*MATERIAL SHOWN:*
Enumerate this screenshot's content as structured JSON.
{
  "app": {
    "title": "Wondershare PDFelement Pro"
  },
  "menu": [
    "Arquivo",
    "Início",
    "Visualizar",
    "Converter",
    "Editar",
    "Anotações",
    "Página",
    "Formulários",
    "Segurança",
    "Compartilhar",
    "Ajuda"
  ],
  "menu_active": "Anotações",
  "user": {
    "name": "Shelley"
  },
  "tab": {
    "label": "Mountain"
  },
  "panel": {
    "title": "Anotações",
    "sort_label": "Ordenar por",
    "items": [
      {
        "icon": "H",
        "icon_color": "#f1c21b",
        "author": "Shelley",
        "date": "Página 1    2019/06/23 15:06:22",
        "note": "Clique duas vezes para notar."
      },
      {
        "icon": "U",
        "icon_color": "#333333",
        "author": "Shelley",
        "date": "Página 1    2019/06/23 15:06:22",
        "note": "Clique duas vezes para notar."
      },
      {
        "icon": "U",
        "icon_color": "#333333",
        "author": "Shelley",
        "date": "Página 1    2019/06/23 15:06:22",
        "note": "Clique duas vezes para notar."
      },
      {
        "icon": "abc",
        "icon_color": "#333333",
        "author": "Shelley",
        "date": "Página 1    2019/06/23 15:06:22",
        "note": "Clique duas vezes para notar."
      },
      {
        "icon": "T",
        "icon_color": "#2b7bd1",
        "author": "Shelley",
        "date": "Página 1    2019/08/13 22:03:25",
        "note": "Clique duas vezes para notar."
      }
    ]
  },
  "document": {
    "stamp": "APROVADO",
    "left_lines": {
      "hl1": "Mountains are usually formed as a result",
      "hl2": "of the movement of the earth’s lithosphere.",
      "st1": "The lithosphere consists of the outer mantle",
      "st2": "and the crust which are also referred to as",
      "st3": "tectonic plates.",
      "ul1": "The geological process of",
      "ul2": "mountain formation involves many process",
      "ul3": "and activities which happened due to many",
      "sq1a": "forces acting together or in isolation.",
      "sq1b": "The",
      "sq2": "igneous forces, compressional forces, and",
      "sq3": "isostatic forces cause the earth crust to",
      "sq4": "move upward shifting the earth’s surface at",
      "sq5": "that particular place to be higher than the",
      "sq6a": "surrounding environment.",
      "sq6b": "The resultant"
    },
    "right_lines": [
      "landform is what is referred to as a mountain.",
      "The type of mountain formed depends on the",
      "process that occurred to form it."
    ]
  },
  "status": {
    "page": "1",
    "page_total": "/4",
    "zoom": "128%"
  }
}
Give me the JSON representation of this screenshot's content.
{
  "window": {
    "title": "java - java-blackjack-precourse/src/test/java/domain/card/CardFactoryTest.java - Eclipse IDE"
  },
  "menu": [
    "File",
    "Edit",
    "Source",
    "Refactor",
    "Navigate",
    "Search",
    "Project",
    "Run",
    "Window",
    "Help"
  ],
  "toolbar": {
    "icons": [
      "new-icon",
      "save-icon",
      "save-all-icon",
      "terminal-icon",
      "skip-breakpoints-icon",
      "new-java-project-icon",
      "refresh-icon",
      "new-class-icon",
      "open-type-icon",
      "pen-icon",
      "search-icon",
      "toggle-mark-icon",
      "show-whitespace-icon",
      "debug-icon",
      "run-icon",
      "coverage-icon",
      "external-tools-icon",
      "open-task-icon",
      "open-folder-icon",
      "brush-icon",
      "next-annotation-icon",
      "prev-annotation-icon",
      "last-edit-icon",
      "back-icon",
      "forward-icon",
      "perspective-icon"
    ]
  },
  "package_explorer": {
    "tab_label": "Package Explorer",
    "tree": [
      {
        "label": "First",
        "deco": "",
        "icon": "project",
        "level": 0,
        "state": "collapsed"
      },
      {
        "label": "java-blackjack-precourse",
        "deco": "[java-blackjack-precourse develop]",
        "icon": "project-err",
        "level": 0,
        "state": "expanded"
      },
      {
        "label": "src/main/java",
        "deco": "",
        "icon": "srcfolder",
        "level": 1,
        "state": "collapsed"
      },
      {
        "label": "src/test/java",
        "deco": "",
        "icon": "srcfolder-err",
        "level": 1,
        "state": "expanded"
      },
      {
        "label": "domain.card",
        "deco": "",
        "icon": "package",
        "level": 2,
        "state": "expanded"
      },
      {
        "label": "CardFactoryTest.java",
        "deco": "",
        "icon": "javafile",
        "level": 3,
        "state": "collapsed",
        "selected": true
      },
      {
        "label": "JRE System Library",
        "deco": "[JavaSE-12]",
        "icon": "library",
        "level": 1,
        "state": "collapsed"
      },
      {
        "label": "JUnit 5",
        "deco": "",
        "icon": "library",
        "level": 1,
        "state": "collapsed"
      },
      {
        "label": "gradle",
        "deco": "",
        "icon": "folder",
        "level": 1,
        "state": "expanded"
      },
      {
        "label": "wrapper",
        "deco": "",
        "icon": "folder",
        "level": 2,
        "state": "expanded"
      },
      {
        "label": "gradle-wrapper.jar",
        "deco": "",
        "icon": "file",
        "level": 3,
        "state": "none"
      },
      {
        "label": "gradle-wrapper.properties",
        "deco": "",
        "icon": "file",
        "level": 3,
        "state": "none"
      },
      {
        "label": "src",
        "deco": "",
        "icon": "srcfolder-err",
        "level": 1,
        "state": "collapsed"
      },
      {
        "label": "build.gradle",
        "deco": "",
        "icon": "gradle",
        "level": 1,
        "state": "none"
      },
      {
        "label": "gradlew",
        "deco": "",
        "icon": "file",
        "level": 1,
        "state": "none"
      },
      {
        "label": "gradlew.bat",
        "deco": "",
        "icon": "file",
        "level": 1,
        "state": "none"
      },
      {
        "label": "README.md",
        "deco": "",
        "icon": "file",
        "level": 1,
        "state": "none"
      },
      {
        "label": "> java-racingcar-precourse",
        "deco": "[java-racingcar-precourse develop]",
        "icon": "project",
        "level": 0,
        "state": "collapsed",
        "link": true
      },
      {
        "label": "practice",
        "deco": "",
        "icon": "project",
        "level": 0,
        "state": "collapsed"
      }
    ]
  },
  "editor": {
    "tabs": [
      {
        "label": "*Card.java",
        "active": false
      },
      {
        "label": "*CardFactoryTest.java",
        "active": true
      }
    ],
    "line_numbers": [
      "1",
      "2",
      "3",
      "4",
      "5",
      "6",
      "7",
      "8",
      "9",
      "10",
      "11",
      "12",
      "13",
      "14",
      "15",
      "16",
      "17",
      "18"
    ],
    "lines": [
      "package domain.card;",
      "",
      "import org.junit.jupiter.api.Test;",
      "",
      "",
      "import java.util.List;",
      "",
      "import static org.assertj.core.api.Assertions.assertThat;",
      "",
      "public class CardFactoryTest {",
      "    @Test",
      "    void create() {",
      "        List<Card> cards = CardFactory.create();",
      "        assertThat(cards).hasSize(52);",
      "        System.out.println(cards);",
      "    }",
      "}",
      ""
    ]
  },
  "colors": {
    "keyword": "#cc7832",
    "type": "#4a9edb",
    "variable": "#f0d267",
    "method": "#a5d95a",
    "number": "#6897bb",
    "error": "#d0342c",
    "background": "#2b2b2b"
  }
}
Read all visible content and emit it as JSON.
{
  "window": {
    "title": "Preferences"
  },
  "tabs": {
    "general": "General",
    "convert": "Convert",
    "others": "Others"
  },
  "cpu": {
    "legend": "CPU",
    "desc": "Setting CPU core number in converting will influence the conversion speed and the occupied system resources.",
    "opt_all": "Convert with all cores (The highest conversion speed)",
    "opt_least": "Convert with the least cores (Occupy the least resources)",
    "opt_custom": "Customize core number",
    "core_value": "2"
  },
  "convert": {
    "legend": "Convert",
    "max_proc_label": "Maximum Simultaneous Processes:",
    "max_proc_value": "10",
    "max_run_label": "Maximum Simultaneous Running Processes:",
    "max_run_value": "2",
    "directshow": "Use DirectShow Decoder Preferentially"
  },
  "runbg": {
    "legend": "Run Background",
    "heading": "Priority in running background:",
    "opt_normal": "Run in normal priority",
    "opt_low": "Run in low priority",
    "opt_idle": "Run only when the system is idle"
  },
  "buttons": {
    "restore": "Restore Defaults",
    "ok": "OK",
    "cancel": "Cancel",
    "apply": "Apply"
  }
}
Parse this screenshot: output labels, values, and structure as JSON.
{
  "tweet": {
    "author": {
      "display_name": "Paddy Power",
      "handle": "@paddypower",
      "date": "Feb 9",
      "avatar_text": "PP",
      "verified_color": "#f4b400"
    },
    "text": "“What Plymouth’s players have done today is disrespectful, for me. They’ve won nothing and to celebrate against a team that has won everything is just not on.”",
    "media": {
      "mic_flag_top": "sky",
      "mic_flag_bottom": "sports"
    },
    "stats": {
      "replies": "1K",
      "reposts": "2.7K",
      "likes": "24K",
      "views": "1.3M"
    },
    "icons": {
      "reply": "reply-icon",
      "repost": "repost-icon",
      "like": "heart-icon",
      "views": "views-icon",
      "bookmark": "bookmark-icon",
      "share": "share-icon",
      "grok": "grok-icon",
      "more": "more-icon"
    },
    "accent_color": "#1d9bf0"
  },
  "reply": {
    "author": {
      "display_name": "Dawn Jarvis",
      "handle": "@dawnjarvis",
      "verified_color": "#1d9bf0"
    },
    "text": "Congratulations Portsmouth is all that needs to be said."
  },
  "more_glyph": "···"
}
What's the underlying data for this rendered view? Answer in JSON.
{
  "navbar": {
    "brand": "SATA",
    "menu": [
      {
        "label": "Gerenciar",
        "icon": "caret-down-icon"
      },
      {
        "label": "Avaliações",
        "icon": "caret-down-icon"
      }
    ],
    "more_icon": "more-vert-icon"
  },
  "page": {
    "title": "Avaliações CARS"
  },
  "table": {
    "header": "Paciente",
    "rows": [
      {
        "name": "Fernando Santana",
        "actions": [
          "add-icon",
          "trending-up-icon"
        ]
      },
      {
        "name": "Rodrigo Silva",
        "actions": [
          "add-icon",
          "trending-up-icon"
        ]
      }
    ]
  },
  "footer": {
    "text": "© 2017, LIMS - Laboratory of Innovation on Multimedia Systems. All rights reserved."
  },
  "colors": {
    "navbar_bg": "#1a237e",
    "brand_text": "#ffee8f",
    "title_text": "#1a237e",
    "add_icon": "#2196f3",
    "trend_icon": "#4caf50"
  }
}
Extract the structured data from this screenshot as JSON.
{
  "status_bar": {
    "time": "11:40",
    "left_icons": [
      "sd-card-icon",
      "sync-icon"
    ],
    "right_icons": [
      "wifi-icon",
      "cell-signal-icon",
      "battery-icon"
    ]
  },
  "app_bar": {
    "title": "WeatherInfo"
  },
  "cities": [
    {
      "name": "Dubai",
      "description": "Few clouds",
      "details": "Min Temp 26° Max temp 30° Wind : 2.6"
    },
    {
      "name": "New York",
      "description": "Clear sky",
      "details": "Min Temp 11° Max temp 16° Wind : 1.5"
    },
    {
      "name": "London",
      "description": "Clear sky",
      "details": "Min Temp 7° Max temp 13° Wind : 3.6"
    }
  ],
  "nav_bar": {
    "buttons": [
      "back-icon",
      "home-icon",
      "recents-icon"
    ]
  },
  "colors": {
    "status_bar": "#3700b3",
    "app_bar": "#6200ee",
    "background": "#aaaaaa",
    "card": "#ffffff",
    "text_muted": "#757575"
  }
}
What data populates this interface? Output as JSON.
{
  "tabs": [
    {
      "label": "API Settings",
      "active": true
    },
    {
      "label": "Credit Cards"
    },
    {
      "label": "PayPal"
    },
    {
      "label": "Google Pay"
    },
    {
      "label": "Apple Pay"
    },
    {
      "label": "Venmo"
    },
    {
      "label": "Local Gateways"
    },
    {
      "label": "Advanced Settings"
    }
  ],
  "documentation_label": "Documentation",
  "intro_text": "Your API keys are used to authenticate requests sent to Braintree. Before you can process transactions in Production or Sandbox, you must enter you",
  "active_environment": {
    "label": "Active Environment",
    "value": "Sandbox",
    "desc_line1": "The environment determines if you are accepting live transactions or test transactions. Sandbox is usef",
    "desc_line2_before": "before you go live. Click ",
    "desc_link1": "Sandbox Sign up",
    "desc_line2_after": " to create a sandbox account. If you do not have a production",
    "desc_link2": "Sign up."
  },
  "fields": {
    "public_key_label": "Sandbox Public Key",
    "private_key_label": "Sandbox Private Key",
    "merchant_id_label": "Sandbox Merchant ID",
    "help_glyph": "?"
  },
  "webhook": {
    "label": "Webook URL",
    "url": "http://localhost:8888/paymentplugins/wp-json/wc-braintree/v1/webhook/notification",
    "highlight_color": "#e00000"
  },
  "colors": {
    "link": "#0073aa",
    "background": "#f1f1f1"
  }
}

*TASK DIRECTIONS:* Give only the number of lines in the entries above that contain the string "annotation".

*THE RESULT:* 2